◆ Aim ◆
Retype the data that follows line by line, exactly, and leave its pictures out.

◆ Extracted information ◆

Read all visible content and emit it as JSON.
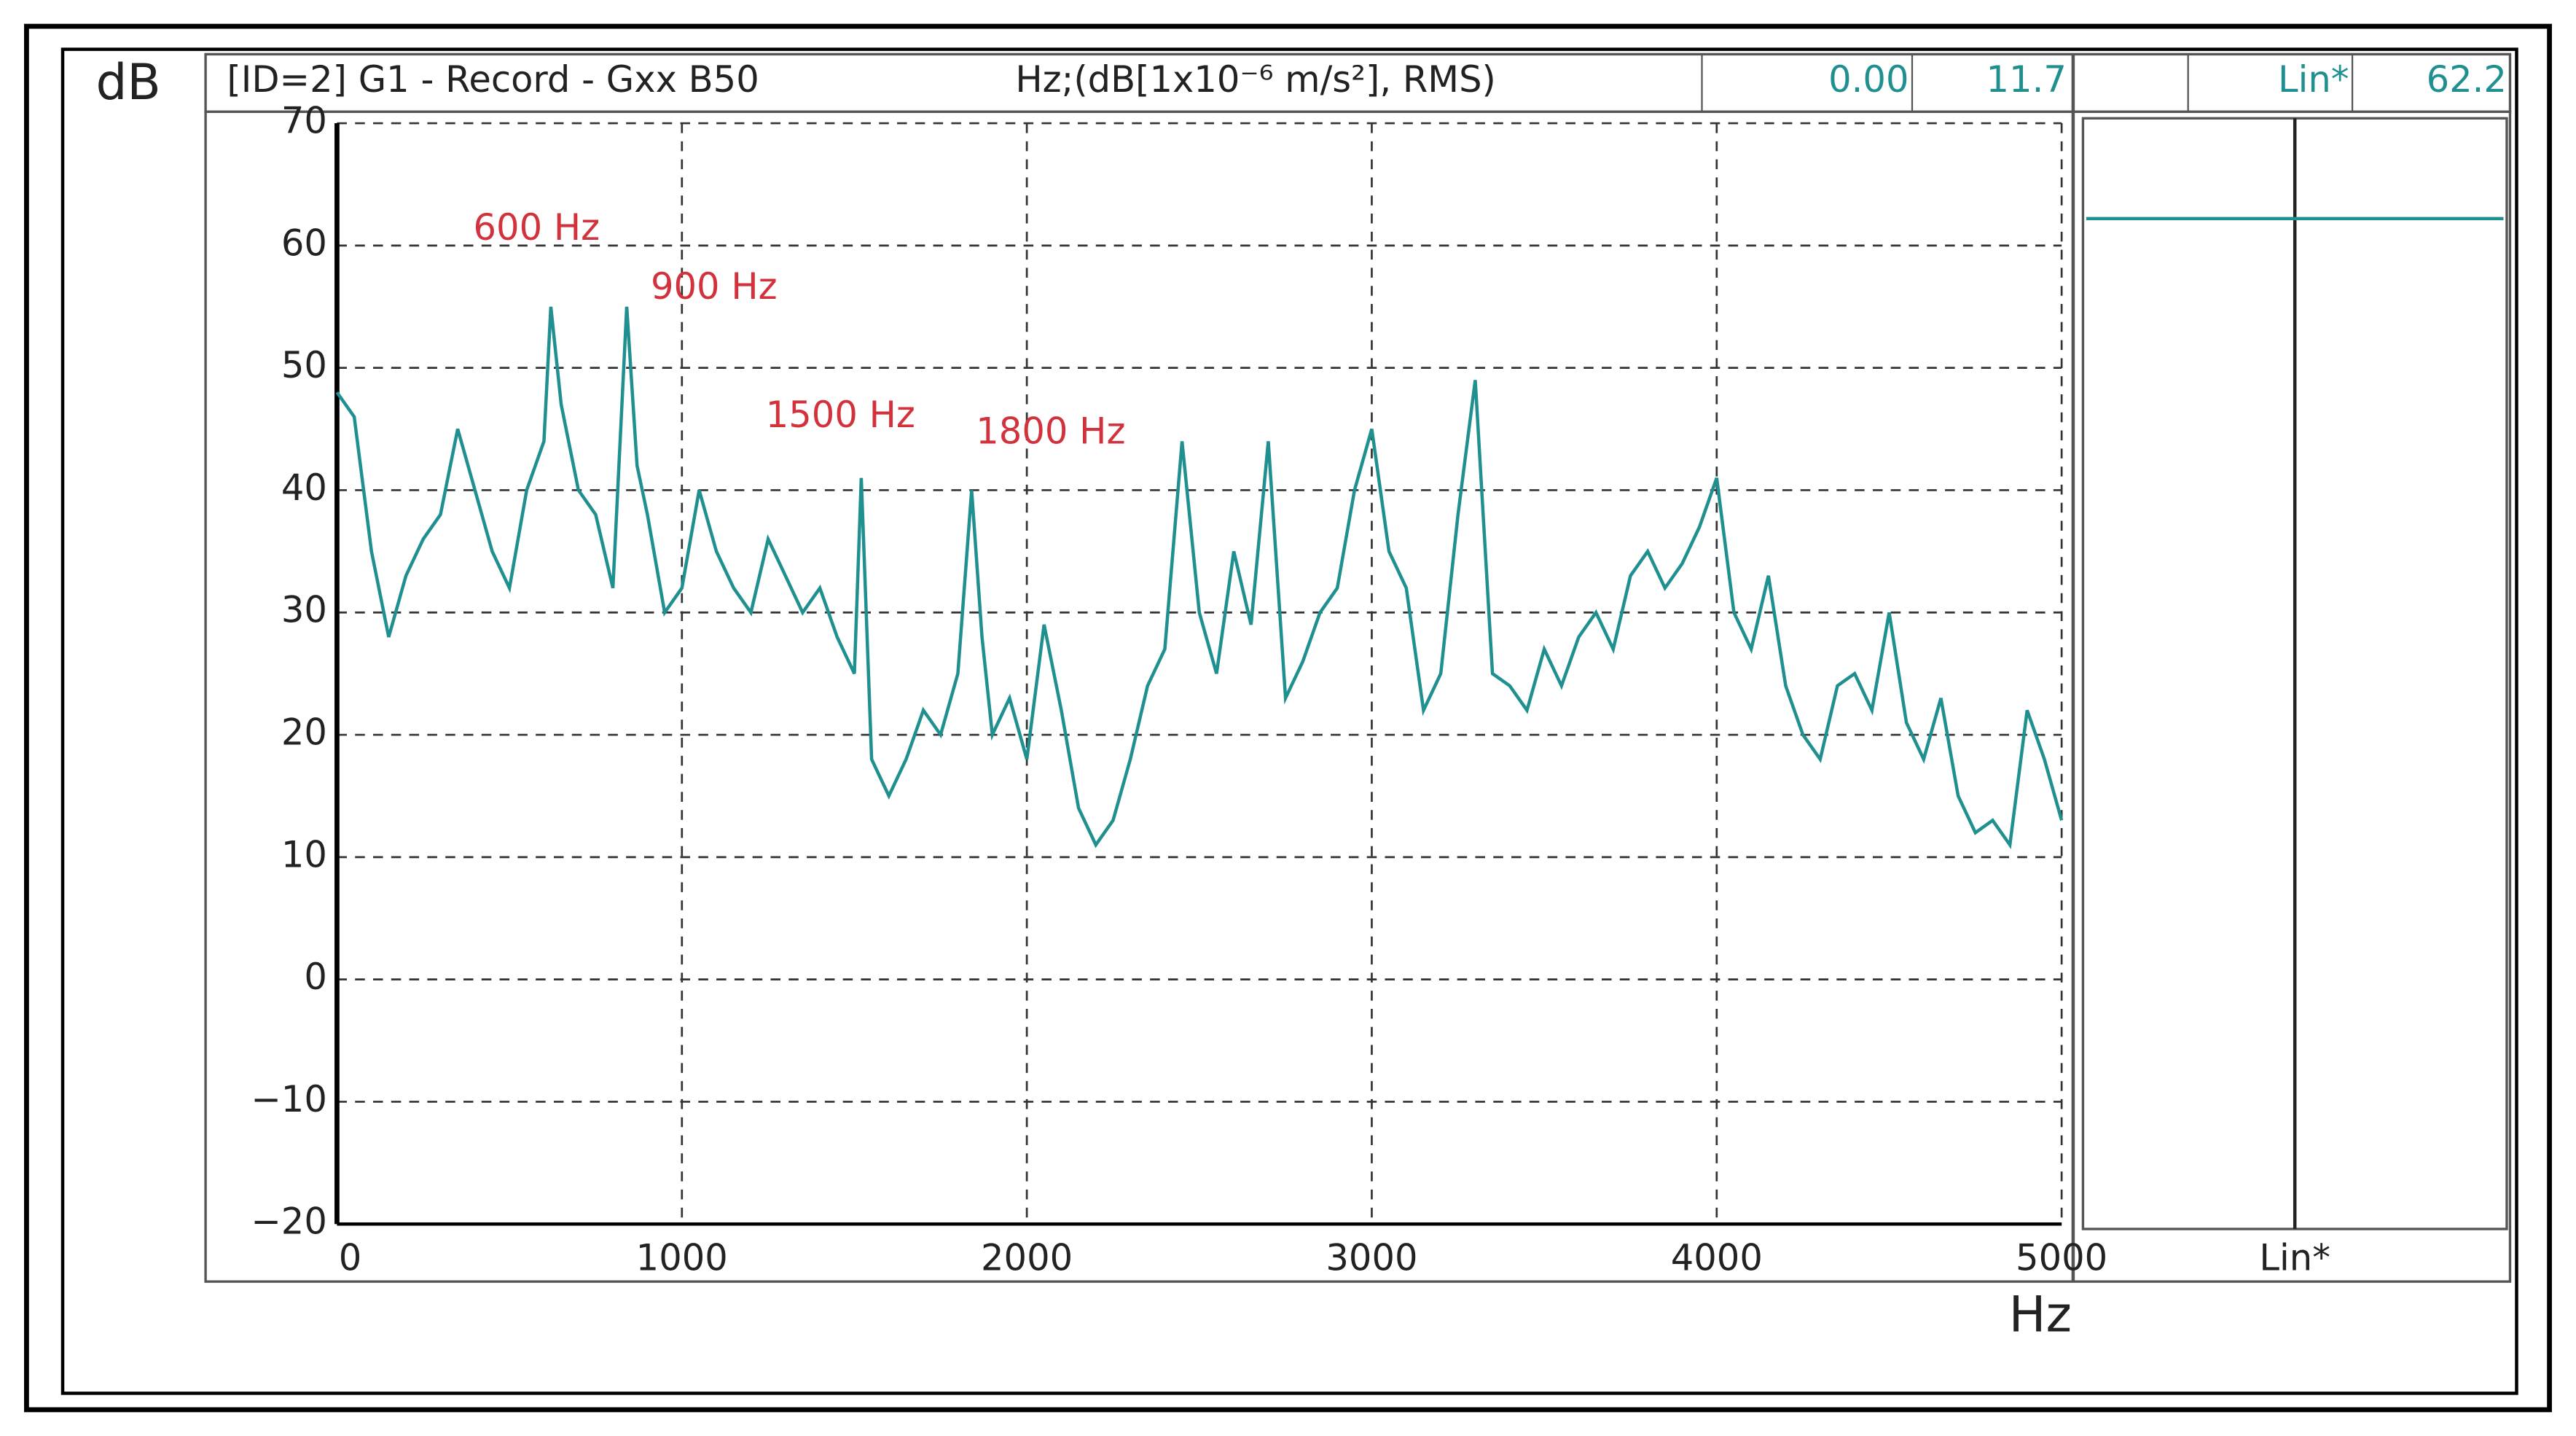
{
  "chart_data": {
    "type": "line",
    "header": {
      "title": "[ID=2] G1  - Record - Gxx B50",
      "units": "Hz;(dB[1x10⁻⁶ m/s²], RMS)",
      "readouts": [
        "0.00",
        "11.7"
      ]
    },
    "ylabel": "dB",
    "xlabel": "Hz",
    "annotations": [
      "600 Hz",
      "900 Hz",
      "1500 Hz",
      "1800 Hz"
    ],
    "x": [
      0,
      50,
      100,
      150,
      200,
      250,
      300,
      350,
      400,
      450,
      500,
      550,
      600,
      620,
      650,
      700,
      750,
      800,
      840,
      870,
      900,
      950,
      1000,
      1050,
      1100,
      1150,
      1200,
      1250,
      1300,
      1350,
      1400,
      1450,
      1500,
      1520,
      1550,
      1600,
      1650,
      1700,
      1750,
      1800,
      1840,
      1870,
      1900,
      1950,
      2000,
      2050,
      2100,
      2150,
      2200,
      2250,
      2300,
      2350,
      2400,
      2450,
      2500,
      2550,
      2600,
      2650,
      2700,
      2750,
      2800,
      2850,
      2900,
      2950,
      3000,
      3050,
      3100,
      3150,
      3200,
      3250,
      3300,
      3350,
      3400,
      3450,
      3500,
      3550,
      3600,
      3650,
      3700,
      3750,
      3800,
      3850,
      3900,
      3950,
      4000,
      4050,
      4100,
      4150,
      4200,
      4250,
      4300,
      4350,
      4400,
      4450,
      4500,
      4550,
      4600,
      4650,
      4700,
      4750,
      4800,
      4850,
      4900,
      4950,
      5000
    ],
    "series": [
      {
        "color": "#1f8f8f",
        "values": [
          48,
          46,
          35,
          28,
          33,
          36,
          38,
          45,
          40,
          35,
          32,
          40,
          44,
          55,
          47,
          40,
          38,
          32,
          55,
          42,
          38,
          30,
          32,
          40,
          35,
          32,
          30,
          36,
          33,
          30,
          32,
          28,
          25,
          41,
          18,
          15,
          18,
          22,
          20,
          25,
          40,
          28,
          20,
          23,
          18,
          29,
          22,
          14,
          11,
          13,
          18,
          24,
          27,
          44,
          30,
          25,
          35,
          29,
          44,
          23,
          26,
          30,
          32,
          40,
          45,
          35,
          32,
          22,
          25,
          38,
          49,
          25,
          24,
          22,
          27,
          24,
          28,
          30,
          27,
          33,
          35,
          32,
          34,
          37,
          41,
          30,
          27,
          33,
          24,
          20,
          18,
          24,
          25,
          22,
          30,
          21,
          18,
          23,
          15,
          12,
          13,
          11,
          22,
          18,
          13
        ]
      }
    ],
    "xlim": [
      0,
      5000
    ],
    "xticks": [
      0,
      1000,
      2000,
      3000,
      4000,
      5000
    ],
    "ylim": [
      -20,
      70
    ],
    "yticks": [
      {
        "value": -20,
        "label": "−20"
      },
      {
        "value": -10,
        "label": "−10"
      },
      0,
      10,
      20,
      30,
      40,
      50,
      60,
      70
    ],
    "grid": true,
    "side": {
      "label": "Lin*",
      "value": 62.2,
      "color": "#1f8f8f"
    }
  }
}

◆ Worked answer ◆
Read all visible content and emit it as JSON.
{
  "chart_data": {
    "type": "line",
    "header": {
      "title": "[ID=2] G1  - Record - Gxx B50",
      "units": "Hz;(dB[1x10⁻⁶ m/s²], RMS)",
      "readouts": [
        "0.00",
        "11.7"
      ]
    },
    "ylabel": "dB",
    "xlabel": "Hz",
    "annotations": [
      "600 Hz",
      "900 Hz",
      "1500 Hz",
      "1800 Hz"
    ],
    "x": [
      0,
      50,
      100,
      150,
      200,
      250,
      300,
      350,
      400,
      450,
      500,
      550,
      600,
      620,
      650,
      700,
      750,
      800,
      840,
      870,
      900,
      950,
      1000,
      1050,
      1100,
      1150,
      1200,
      1250,
      1300,
      1350,
      1400,
      1450,
      1500,
      1520,
      1550,
      1600,
      1650,
      1700,
      1750,
      1800,
      1840,
      1870,
      1900,
      1950,
      2000,
      2050,
      2100,
      2150,
      2200,
      2250,
      2300,
      2350,
      2400,
      2450,
      2500,
      2550,
      2600,
      2650,
      2700,
      2750,
      2800,
      2850,
      2900,
      2950,
      3000,
      3050,
      3100,
      3150,
      3200,
      3250,
      3300,
      3350,
      3400,
      3450,
      3500,
      3550,
      3600,
      3650,
      3700,
      3750,
      3800,
      3850,
      3900,
      3950,
      4000,
      4050,
      4100,
      4150,
      4200,
      4250,
      4300,
      4350,
      4400,
      4450,
      4500,
      4550,
      4600,
      4650,
      4700,
      4750,
      4800,
      4850,
      4900,
      4950,
      5000
    ],
    "series": [
      {
        "color": "#1f8f8f",
        "values": [
          48,
          46,
          35,
          28,
          33,
          36,
          38,
          45,
          40,
          35,
          32,
          40,
          44,
          55,
          47,
          40,
          38,
          32,
          55,
          42,
          38,
          30,
          32,
          40,
          35,
          32,
          30,
          36,
          33,
          30,
          32,
          28,
          25,
          41,
          18,
          15,
          18,
          22,
          20,
          25,
          40,
          28,
          20,
          23,
          18,
          29,
          22,
          14,
          11,
          13,
          18,
          24,
          27,
          44,
          30,
          25,
          35,
          29,
          44,
          23,
          26,
          30,
          32,
          40,
          45,
          35,
          32,
          22,
          25,
          38,
          49,
          25,
          24,
          22,
          27,
          24,
          28,
          30,
          27,
          33,
          35,
          32,
          34,
          37,
          41,
          30,
          27,
          33,
          24,
          20,
          18,
          24,
          25,
          22,
          30,
          21,
          18,
          23,
          15,
          12,
          13,
          11,
          22,
          18,
          13
        ]
      }
    ],
    "xlim": [
      0,
      5000
    ],
    "xticks": [
      0,
      1000,
      2000,
      3000,
      4000,
      5000
    ],
    "ylim": [
      -20,
      70
    ],
    "yticks": [
      {
        "value": -20,
        "label": "−20"
      },
      {
        "value": -10,
        "label": "−10"
      },
      0,
      10,
      20,
      30,
      40,
      50,
      60,
      70
    ],
    "grid": true,
    "side": {
      "label": "Lin*",
      "value": 62.2,
      "color": "#1f8f8f"
    }
  }
}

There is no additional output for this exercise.